• _EXERCISE BRIEF_
Please state how many lines in the records contain the string "位的辅导员", with no words besides the number.

[Dataset items]
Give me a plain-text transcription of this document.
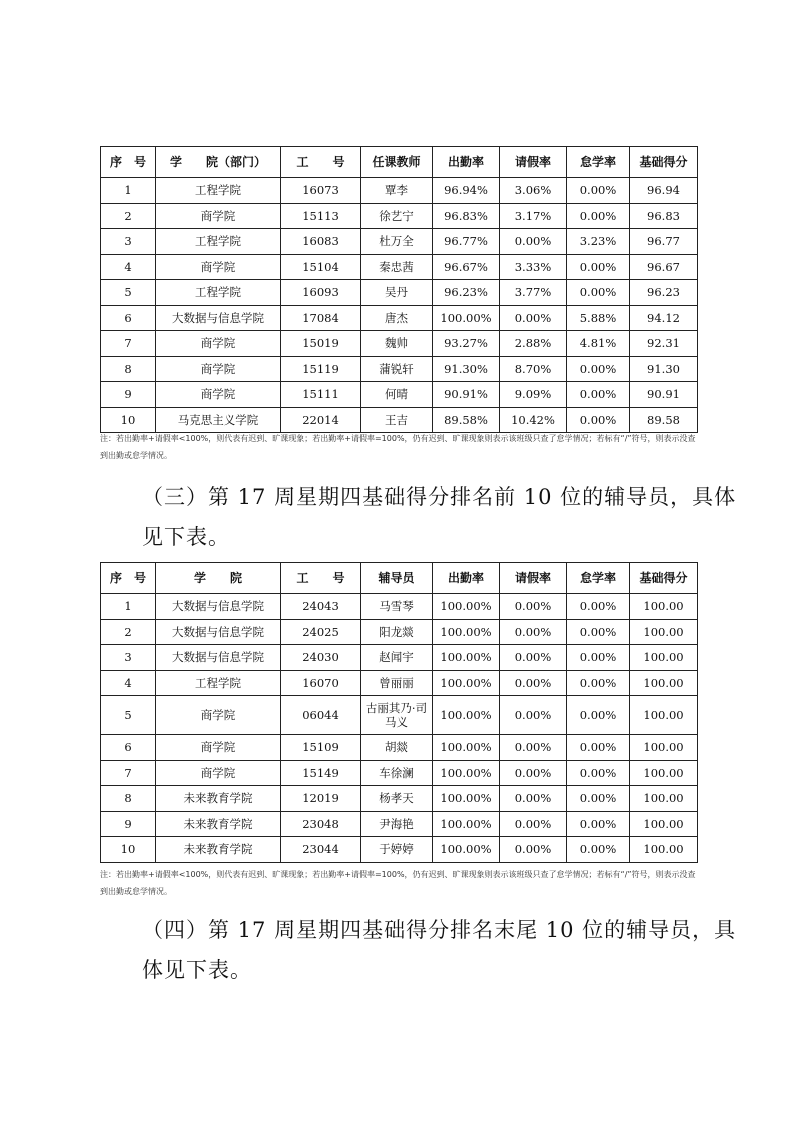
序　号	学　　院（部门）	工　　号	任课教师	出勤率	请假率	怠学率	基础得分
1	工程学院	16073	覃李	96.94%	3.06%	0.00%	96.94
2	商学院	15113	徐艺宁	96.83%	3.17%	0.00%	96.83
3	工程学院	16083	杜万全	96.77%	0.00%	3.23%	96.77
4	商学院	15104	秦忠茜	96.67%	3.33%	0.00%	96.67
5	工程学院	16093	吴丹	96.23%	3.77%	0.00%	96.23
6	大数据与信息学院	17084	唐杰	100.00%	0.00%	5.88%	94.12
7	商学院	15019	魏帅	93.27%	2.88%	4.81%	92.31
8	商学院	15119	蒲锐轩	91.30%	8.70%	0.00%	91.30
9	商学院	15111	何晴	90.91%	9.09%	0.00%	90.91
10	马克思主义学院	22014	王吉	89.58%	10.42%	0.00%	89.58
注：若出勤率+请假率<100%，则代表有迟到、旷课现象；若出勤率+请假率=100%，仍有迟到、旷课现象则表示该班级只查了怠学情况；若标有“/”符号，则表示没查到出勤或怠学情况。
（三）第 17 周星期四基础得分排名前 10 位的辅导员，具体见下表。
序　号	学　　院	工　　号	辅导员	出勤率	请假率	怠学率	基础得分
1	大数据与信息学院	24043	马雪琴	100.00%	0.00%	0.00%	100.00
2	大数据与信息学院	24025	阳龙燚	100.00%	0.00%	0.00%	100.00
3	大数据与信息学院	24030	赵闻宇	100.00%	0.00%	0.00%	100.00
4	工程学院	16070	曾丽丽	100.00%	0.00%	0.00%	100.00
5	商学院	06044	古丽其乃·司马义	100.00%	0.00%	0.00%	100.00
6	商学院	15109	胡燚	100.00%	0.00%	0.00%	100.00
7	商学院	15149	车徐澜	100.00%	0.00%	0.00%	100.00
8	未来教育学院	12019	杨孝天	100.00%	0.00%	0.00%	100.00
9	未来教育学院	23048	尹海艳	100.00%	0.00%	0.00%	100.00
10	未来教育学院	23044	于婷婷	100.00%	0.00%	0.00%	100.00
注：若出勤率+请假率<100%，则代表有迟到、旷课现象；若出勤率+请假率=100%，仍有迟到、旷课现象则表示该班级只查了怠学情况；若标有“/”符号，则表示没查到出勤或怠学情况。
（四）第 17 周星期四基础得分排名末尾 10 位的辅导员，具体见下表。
--
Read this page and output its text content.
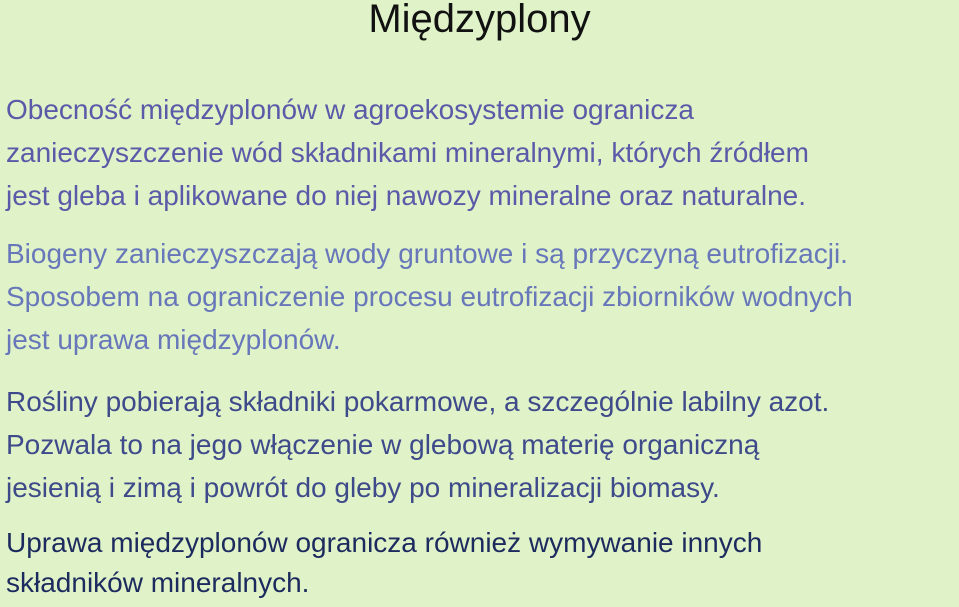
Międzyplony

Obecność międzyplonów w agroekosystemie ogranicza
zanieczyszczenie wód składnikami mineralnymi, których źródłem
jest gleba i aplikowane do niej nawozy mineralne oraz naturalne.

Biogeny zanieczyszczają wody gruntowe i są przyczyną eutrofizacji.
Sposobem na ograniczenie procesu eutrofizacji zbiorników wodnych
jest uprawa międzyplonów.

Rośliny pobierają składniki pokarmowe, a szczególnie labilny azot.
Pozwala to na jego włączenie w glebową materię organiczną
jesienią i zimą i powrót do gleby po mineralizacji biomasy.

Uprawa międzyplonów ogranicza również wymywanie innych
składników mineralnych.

• _WRITTEN REPLY_
2